REQUIRED TASK A:
Extract the lines of the records from the very first one down to the line containing "email-icon: [34, 748, 54, 764]", including both of those lines, and reproduce them without changes.

SELECTED EXCERPT:
·····

# Mac Book Pro M1 Max fan noise on 14’’ and 16’’?



## Cecco (Feb 13, 2022)

Hello everybody, I work as a music composer mainly on tv series, using Cubase, Pro Tools and run video with Video Sync 5 on the same machine. My actual computer is a Mac Pro Late 2013, 6 cores with 64 Gb of Ram, but it often struggles with my sessions. So I am considering buying a new Mac Book Pro M1 Max with top specs. Any of you have first hand experience on fan noise on those machines? It is louder on 14 '' or 16 ''? I am asking this because I know that the 16 '' has bigger fans and a turbo mode (high power mode) and I wonder if this can negatively impact fan noise. It’s very important for me that the machine will be as quiet as possible, since I often record in the same room.
Thank you in advance for your help!


----------



## pcohen12 (Feb 13, 2022)

·····

REQUIRED TASK B:
List the software programs that the first post in the fan noise thread names as part of the poster's work setup.

Labeled region entries:
·····

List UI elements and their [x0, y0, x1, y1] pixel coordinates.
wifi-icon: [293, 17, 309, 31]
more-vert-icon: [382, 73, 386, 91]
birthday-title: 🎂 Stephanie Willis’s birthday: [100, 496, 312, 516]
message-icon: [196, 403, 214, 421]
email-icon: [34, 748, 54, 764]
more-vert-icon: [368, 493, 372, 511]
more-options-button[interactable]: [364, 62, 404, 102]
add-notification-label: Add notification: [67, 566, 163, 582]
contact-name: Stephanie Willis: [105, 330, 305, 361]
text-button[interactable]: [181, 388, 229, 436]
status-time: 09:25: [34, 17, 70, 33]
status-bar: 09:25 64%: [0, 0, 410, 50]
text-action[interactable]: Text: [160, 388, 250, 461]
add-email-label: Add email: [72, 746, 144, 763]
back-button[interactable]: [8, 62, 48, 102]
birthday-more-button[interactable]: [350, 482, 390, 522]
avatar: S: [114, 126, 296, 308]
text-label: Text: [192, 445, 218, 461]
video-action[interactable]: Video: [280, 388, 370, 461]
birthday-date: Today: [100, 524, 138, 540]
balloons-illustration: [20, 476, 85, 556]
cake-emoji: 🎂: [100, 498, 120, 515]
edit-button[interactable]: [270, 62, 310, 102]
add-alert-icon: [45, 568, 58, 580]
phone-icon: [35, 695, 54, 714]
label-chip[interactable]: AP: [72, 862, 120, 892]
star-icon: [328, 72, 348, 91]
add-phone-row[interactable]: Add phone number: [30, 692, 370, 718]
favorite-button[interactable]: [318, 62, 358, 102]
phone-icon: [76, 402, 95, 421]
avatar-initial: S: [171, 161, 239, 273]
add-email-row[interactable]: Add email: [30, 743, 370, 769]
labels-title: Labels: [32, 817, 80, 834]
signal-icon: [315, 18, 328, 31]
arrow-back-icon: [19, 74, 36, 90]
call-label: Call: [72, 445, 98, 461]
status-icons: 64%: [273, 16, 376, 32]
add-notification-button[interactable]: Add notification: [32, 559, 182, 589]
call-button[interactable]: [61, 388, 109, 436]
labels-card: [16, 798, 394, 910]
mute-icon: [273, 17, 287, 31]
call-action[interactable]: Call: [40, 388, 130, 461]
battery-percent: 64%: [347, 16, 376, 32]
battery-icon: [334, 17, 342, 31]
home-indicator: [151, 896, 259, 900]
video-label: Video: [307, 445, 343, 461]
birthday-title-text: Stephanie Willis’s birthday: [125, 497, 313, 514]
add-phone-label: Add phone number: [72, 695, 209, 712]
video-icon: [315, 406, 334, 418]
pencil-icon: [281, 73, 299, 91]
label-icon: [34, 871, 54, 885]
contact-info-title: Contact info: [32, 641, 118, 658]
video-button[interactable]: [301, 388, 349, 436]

·····

REPLY A:
List UI elements and their [x0, y0, x1, y1] pixel coordinates.
wifi-icon: [293, 17, 309, 31]
more-vert-icon: [382, 73, 386, 91]
birthday-title: 🎂 Stephanie Willis’s birthday: [100, 496, 312, 516]
message-icon: [196, 403, 214, 421]
email-icon: [34, 748, 54, 764]

REPLY B:
Cubase, Pro Tools, Video Sync 5